# Data listing
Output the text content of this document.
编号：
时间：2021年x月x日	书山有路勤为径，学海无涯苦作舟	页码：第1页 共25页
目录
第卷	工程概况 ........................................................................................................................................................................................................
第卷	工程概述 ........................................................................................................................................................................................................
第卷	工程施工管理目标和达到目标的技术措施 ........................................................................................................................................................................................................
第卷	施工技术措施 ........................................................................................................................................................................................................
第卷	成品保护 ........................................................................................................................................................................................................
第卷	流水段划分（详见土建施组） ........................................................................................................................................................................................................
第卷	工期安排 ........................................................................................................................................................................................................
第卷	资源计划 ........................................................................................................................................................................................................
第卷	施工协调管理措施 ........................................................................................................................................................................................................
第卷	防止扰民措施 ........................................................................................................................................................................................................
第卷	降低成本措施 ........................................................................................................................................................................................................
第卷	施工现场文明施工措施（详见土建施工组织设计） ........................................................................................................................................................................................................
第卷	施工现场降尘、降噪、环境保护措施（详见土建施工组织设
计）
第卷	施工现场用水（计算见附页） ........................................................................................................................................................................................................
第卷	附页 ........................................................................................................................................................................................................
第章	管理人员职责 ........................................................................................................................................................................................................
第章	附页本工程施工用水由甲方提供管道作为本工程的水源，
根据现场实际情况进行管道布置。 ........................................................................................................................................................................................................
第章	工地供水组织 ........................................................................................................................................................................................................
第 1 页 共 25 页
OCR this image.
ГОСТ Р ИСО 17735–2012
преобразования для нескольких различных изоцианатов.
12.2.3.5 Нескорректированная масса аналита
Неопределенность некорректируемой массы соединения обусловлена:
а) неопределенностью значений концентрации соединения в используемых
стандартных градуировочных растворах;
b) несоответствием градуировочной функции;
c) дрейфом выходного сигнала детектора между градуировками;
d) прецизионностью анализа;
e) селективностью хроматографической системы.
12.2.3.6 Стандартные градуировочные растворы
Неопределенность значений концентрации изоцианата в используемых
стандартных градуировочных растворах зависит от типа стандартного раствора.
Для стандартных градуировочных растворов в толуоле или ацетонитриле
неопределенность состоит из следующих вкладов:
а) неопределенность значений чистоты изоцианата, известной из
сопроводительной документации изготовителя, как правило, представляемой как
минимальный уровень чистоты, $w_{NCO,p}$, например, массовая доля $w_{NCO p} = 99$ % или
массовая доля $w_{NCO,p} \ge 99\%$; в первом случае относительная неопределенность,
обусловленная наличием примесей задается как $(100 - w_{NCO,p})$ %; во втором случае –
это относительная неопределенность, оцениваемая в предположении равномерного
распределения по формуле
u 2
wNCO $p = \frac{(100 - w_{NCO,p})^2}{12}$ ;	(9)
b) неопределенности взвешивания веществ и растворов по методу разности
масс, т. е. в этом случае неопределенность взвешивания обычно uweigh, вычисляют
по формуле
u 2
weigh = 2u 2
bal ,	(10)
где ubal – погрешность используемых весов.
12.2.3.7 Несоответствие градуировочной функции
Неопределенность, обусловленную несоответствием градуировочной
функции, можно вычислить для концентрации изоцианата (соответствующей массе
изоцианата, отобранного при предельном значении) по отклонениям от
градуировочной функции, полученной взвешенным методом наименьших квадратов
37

# WHAT IS EXPECTED
Write down only how many lines in the listing contain the word "this".

# SOLVED EXERCISE
2